** BEGIN **
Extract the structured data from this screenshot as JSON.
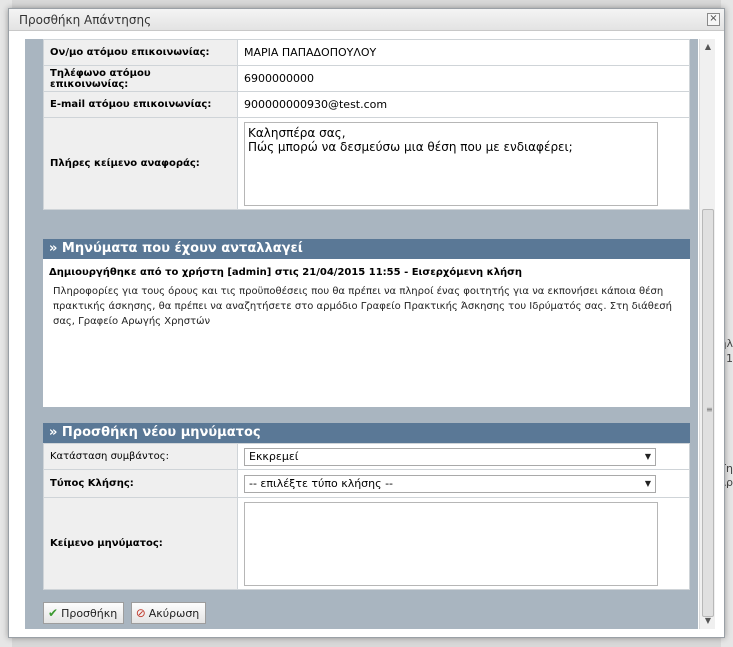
{
  "dialog": {
    "title": "Προσθήκη Απάντησης",
    "close_glyph": "×"
  },
  "contact": {
    "rows": [
      {
        "label": "Ον/μο ατόμου επικοινωνίας:",
        "value": "ΜΑΡΙΑ ΠΑΠΑΔΟΠΟΥΛΟΥ"
      },
      {
        "label": "Τηλέφωνο ατόμου επικοινωνίας:",
        "value": "6900000000"
      },
      {
        "label": "E-mail ατόμου επικοινωνίας:",
        "value": "900000000930@test.com"
      }
    ],
    "full_text_label": "Πλήρες κείμενο αναφοράς:",
    "full_text": "Καλησπέρα σας,\nΠώς μπορώ να δεσμεύσω μια θέση που με ενδιαφέρει;"
  },
  "messages": {
    "heading": "» Μηνύματα που έχουν ανταλλαγεί",
    "meta": "Δημιουργήθηκε από το χρήστη [admin] στις 21/04/2015 11:55 - Εισερχόμενη κλήση",
    "body": "Πληροφορίες για τους όρους και τις προϋποθέσεις που θα πρέπει να πληροί ένας φοιτητής για να εκπονήσει κάποια θέση πρακτικής άσκησης, θα πρέπει να αναζητήσετε στο αρμόδιο Γραφείο Πρακτικής Άσκησης του Ιδρύματός σας. Στη διάθεσή σας, Γραφείο Αρωγής Χρηστών"
  },
  "new_message": {
    "heading": "» Προσθήκη νέου μηνύματος",
    "status_label": "Κατάσταση συμβάντος:",
    "status_value": "Εκκρεμεί",
    "call_type_label": "Τύπος Κλήσης:",
    "call_type_value": "-- επιλέξτε τύπο κλήσης --",
    "message_label": "Κείμενο μηνύματος:",
    "message_value": ""
  },
  "buttons": {
    "add": "Προσθήκη",
    "cancel": "Ακύρωση"
  },
  "backdrop": {
    "right_fragments": [
      "τηλ",
      "1",
      "Τη",
      "Άρ"
    ]
  }
}
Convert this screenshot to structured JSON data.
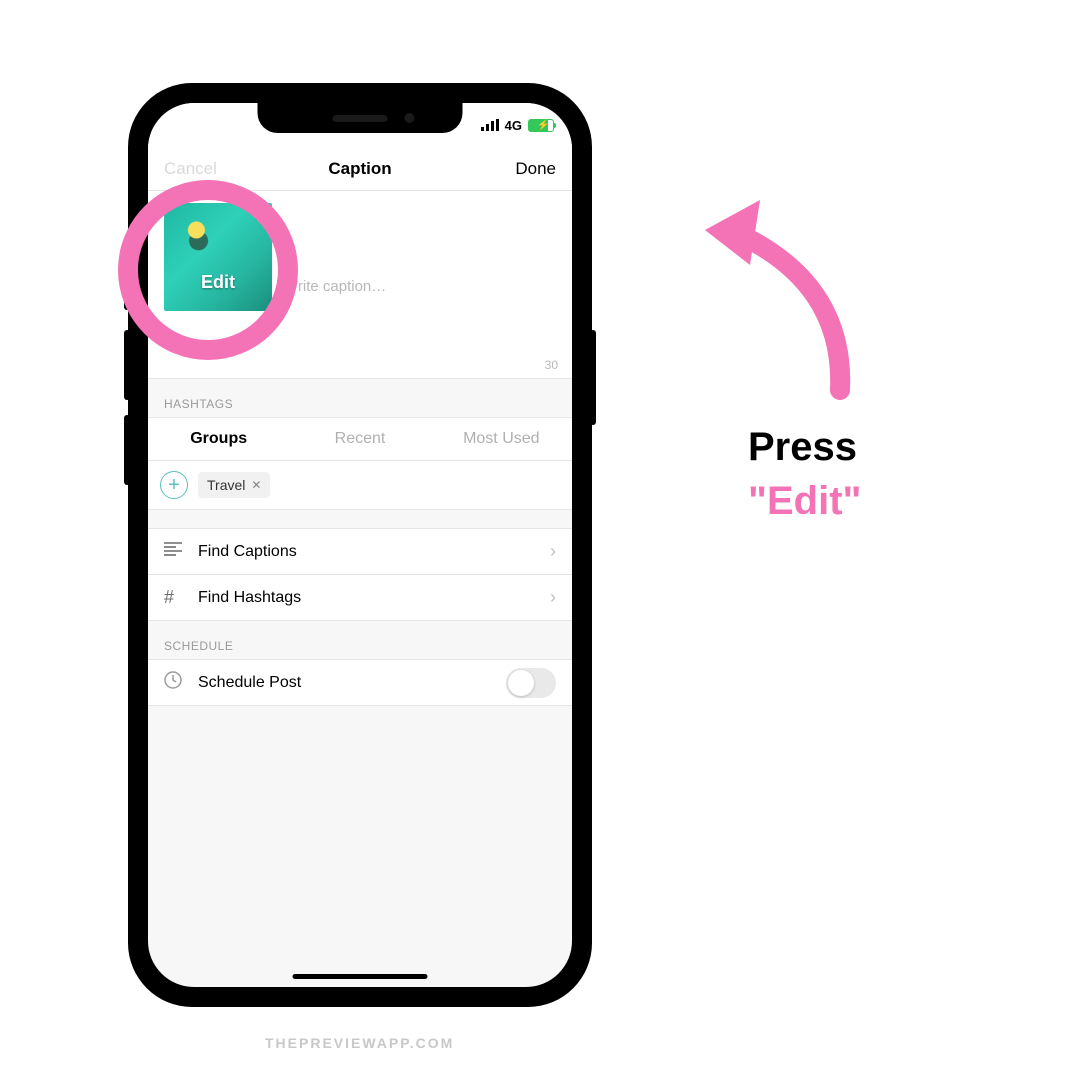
{
  "colors": {
    "accent_pink": "#f472b6",
    "accent_teal": "#5bc0be",
    "battery_green": "#34c759"
  },
  "status": {
    "network": "4G"
  },
  "nav": {
    "cancel": "Cancel",
    "title": "Caption",
    "done": "Done"
  },
  "caption": {
    "placeholder": "Write caption…",
    "counter": "30",
    "thumb_label": "Edit"
  },
  "hashtags": {
    "section": "HASHTAGS",
    "tabs": {
      "groups": "Groups",
      "recent": "Recent",
      "most_used": "Most Used"
    },
    "chip": "Travel"
  },
  "rows": {
    "find_captions": "Find Captions",
    "find_hashtags": "Find Hashtags"
  },
  "schedule": {
    "section": "SCHEDULE",
    "row": "Schedule Post"
  },
  "instruction": {
    "line1": "Press",
    "line2": "\"Edit\""
  },
  "watermark": "THEPREVIEWAPP.COM"
}
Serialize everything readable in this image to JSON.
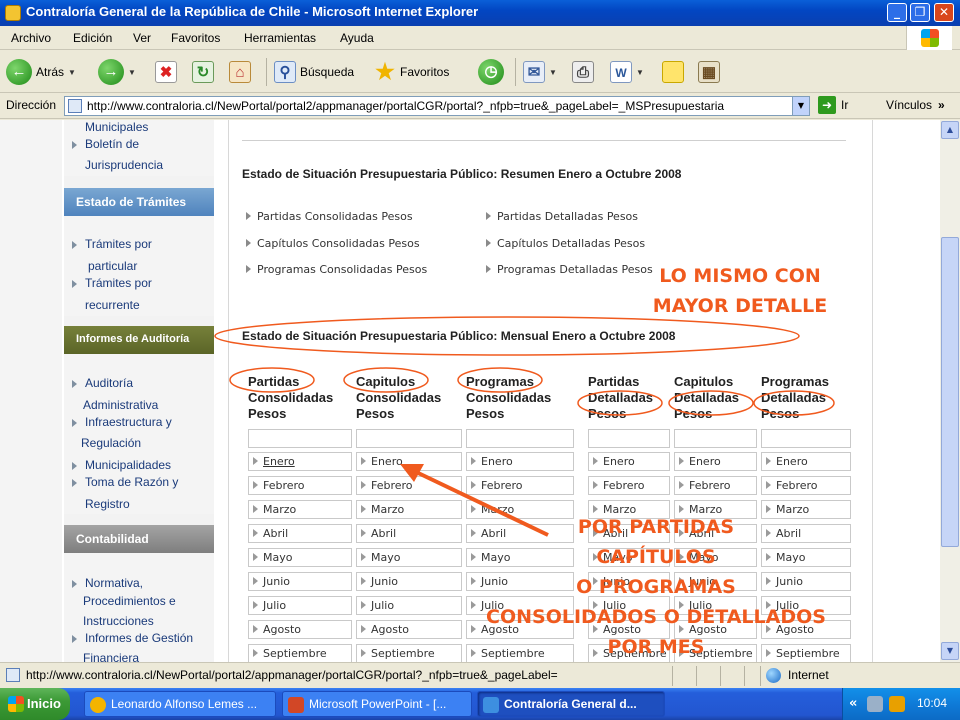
{
  "window": {
    "title": "Contraloría General de la República de Chile - Microsoft Internet Explorer",
    "minimize": "_",
    "maximize": "❐",
    "close": "✕"
  },
  "menu": [
    "Archivo",
    "Edición",
    "Ver",
    "Favoritos",
    "Herramientas",
    "Ayuda"
  ],
  "toolbar": {
    "back": "Atrás",
    "search": "Búsqueda",
    "favorites": "Favoritos"
  },
  "address": {
    "label": "Dirección",
    "url": "http://www.contraloria.cl/NewPortal/portal2/appmanager/portalCGR/portal?_nfpb=true&_pageLabel=_MSPresupuestaria",
    "go": "Ir",
    "links": "Vínculos"
  },
  "sidebar": {
    "top_items": [
      "Municipales",
      "Boletín de",
      "Jurisprudencia"
    ],
    "section1": {
      "title": "Estado de Trámites",
      "items": [
        "Trámites por",
        "particular",
        "Trámites por",
        "recurrente"
      ]
    },
    "section2": {
      "title": "Informes de Auditoría",
      "items": [
        "Auditoría",
        "Administrativa",
        "Infraestructura y",
        "Regulación",
        "Municipalidades",
        "Toma de Razón y",
        "Registro"
      ]
    },
    "section3": {
      "title": "Contabilidad",
      "items": [
        "Normativa,",
        "Procedimientos e",
        "Instrucciones",
        "Informes de Gestión",
        "Financiera"
      ]
    }
  },
  "content": {
    "summary_heading": "Estado de Situación Presupuestaria Público: Resumen Enero a Octubre 2008",
    "summary_links": [
      "Partidas Consolidadas Pesos",
      "Partidas Detalladas Pesos",
      "Capítulos Consolidadas Pesos",
      "Capítulos Detalladas Pesos",
      "Programas Consolidadas Pesos",
      "Programas Detalladas Pesos"
    ],
    "monthly_heading": "Estado de Situación Presupuestaria Público: Mensual Enero a Octubre 2008",
    "columns": [
      [
        "Partidas",
        "Consolidadas",
        "Pesos"
      ],
      [
        "Capitulos",
        "Consolidadas",
        "Pesos"
      ],
      [
        "Programas",
        "Consolidadas",
        "Pesos"
      ],
      [
        "Partidas",
        "Detalladas",
        "Pesos"
      ],
      [
        "Capitulos",
        "Detalladas",
        "Pesos"
      ],
      [
        "Programas",
        "Detalladas",
        "Pesos"
      ]
    ],
    "months": [
      "Enero",
      "Febrero",
      "Marzo",
      "Abril",
      "Mayo",
      "Junio",
      "Julio",
      "Agosto",
      "Septiembre"
    ]
  },
  "annotations": {
    "detail_note": [
      "LO MISMO CON",
      "MAYOR DETALLE"
    ],
    "month_note": [
      "POR PARTIDAS",
      "CAPÍTULOS",
      "O PROGRAMAS",
      "CONSOLIDADOS O DETALLADOS",
      "POR MES"
    ],
    "color": "#f05a1e"
  },
  "statusbar": {
    "url": "http://www.contraloria.cl/NewPortal/portal2/appmanager/portalCGR/portal?_nfpb=true&_pageLabel=",
    "zone": "Internet"
  },
  "taskbar": {
    "start": "Inicio",
    "tasks": [
      "Leonardo Alfonso Lemes ...",
      "Microsoft PowerPoint - [...",
      "Contraloría General d..."
    ],
    "tray_chevron": "«",
    "clock": "10:04"
  }
}
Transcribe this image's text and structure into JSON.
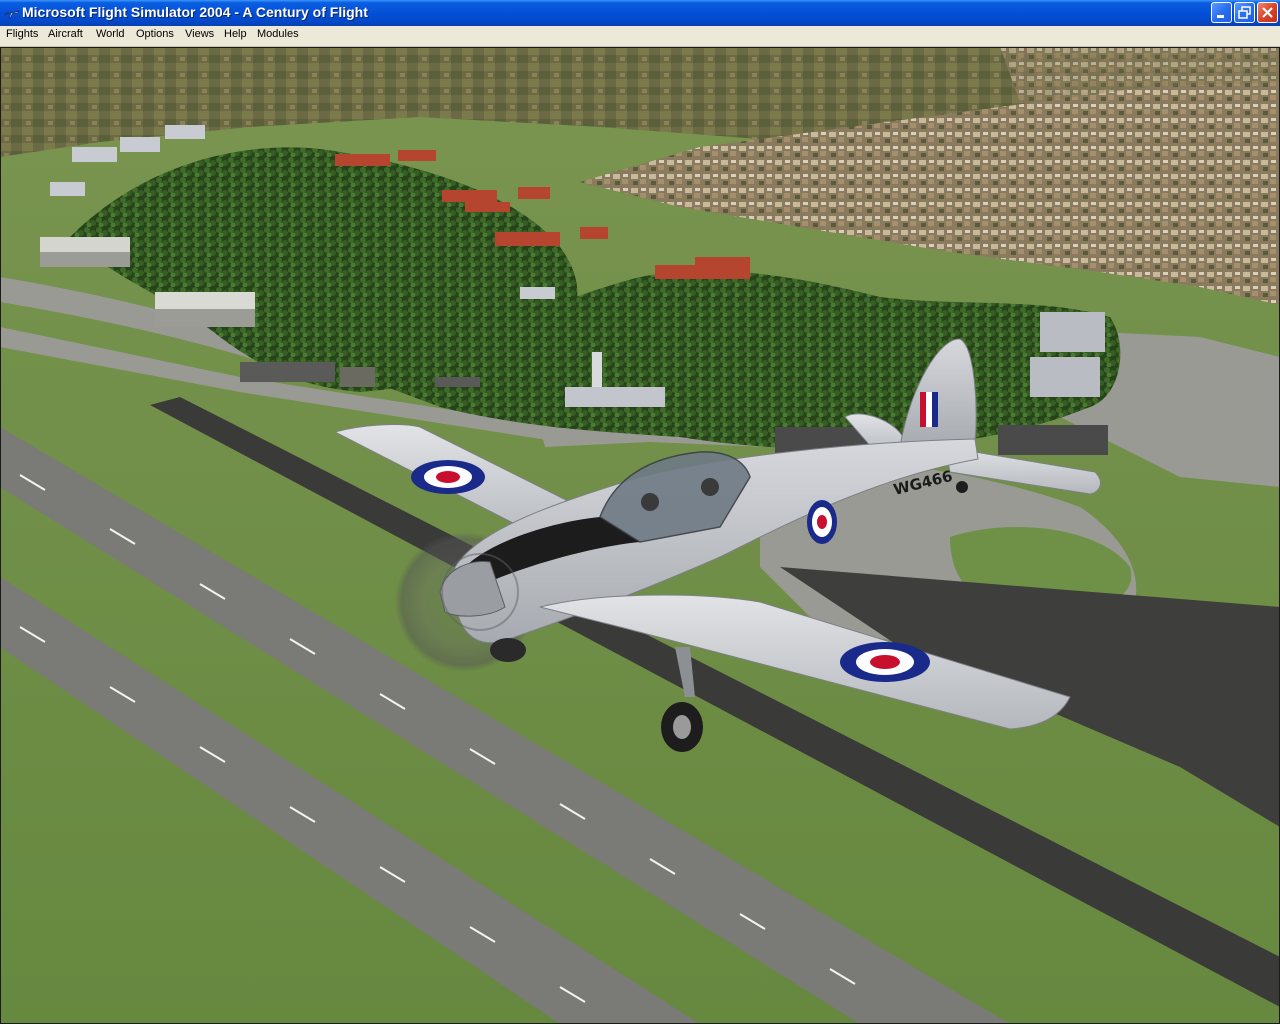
{
  "window": {
    "title": "Microsoft Flight Simulator 2004 - A Century of Flight",
    "controls": [
      "minimize-icon",
      "restore-icon",
      "close-icon"
    ]
  },
  "menu": {
    "items": [
      {
        "label": "Flights"
      },
      {
        "label": "Aircraft"
      },
      {
        "label": "World"
      },
      {
        "label": "Options"
      },
      {
        "label": "Views"
      },
      {
        "label": "Help"
      },
      {
        "label": "Modules"
      }
    ]
  },
  "scene": {
    "aircraft": {
      "registration": "WG466",
      "roundel_colors": [
        "#1a2a8a",
        "#ffffff",
        "#c8102e"
      ],
      "fin_flash_colors": [
        "#c8102e",
        "#ffffff",
        "#1a2a8a"
      ]
    },
    "colors": {
      "grass": "#6f8f47",
      "tarmac": "#9a9a94",
      "forest": "#2f4f1c",
      "roof_red": "#b5452f",
      "fuselage": "#c9cbcf"
    }
  }
}
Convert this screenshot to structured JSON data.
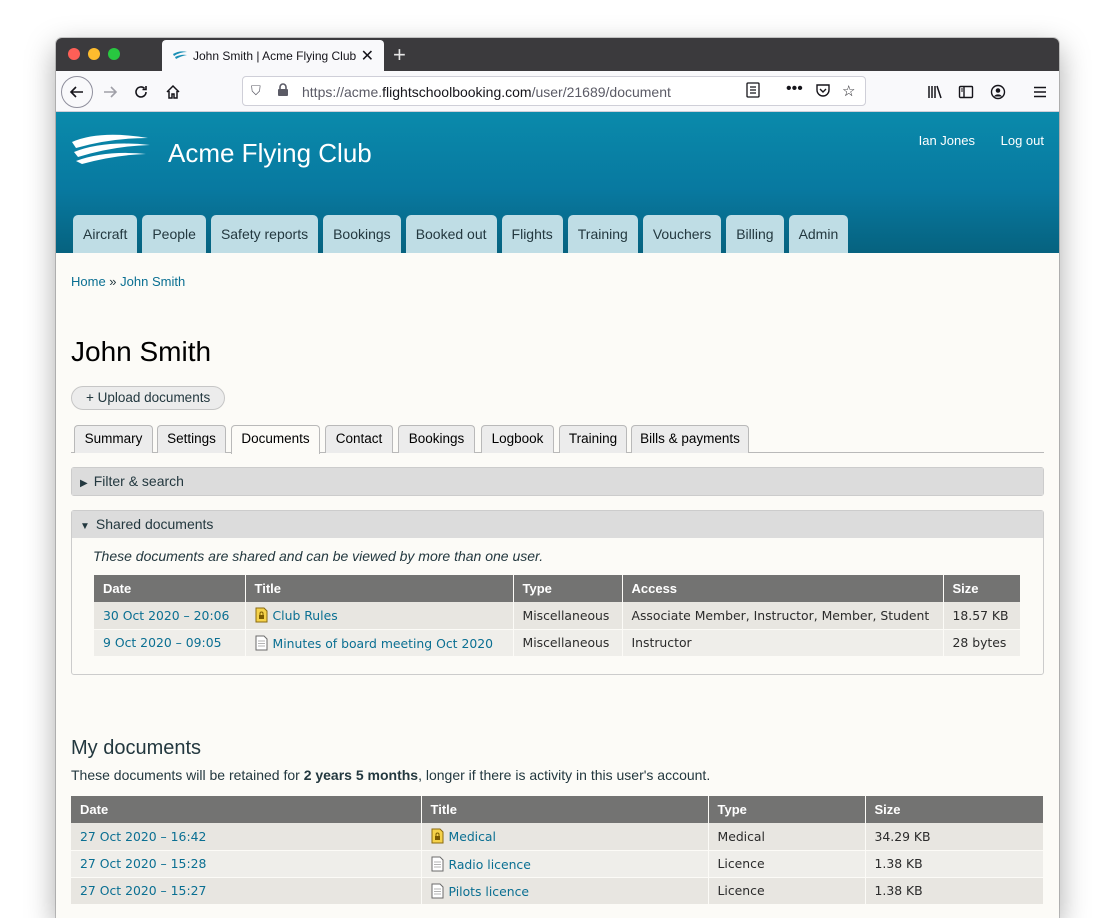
{
  "browser": {
    "tab_title": "John Smith | Acme Flying Club",
    "url_prefix": "https://acme.",
    "url_domain": "flightschoolbooking.com",
    "url_path": "/user/21689/document"
  },
  "site": {
    "name": "Acme Flying Club",
    "user_name": "Ian Jones",
    "logout_label": "Log out",
    "accent_color": "#0a8aab"
  },
  "main_nav": [
    "Aircraft",
    "People",
    "Safety reports",
    "Bookings",
    "Booked out",
    "Flights",
    "Training",
    "Vouchers",
    "Billing",
    "Admin"
  ],
  "breadcrumb": {
    "home": "Home",
    "separator": " » ",
    "current": "John Smith"
  },
  "page": {
    "title": "John Smith",
    "upload_label": "+ Upload documents",
    "tabs": [
      "Summary",
      "Settings",
      "Documents",
      "Contact",
      "Bookings",
      "Logbook",
      "Training",
      "Bills & payments"
    ],
    "active_tab": "Documents"
  },
  "filter": {
    "label": "Filter & search"
  },
  "shared": {
    "label": "Shared documents",
    "note": "These documents are shared and can be viewed by more than one user.",
    "headers": [
      "Date",
      "Title",
      "Type",
      "Access",
      "Size"
    ],
    "rows": [
      {
        "date": "30 Oct 2020 – 20:06",
        "title": "Club Rules",
        "icon": "locked-document-icon",
        "type": "Miscellaneous",
        "access": "Associate Member, Instructor, Member, Student",
        "size": "18.57 KB"
      },
      {
        "date": "9 Oct 2020 – 09:05",
        "title": "Minutes of board meeting Oct 2020",
        "icon": "document-icon",
        "type": "Miscellaneous",
        "access": "Instructor",
        "size": "28 bytes"
      }
    ]
  },
  "my_docs": {
    "title": "My documents",
    "retain_prefix": "These documents will be retained for ",
    "retain_period": "2 years 5 months",
    "retain_suffix": ", longer if there is activity in this user's account.",
    "headers": [
      "Date",
      "Title",
      "Type",
      "Size"
    ],
    "rows": [
      {
        "date": "27 Oct 2020 – 16:42",
        "title": "Medical",
        "icon": "locked-document-icon",
        "type": "Medical",
        "size": "34.29 KB"
      },
      {
        "date": "27 Oct 2020 – 15:28",
        "title": "Radio licence",
        "icon": "document-icon",
        "type": "Licence",
        "size": "1.38 KB"
      },
      {
        "date": "27 Oct 2020 – 15:27",
        "title": "Pilots licence",
        "icon": "document-icon",
        "type": "Licence",
        "size": "1.38 KB"
      }
    ]
  }
}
** END **
### Exercise goal:
In the entries above, find lines with "Internet" and copy each.

### Result of the exercise:
    "title": "Contraloría General de la República de Chile - Microsoft Internet Explorer",
    "zone": "Internet"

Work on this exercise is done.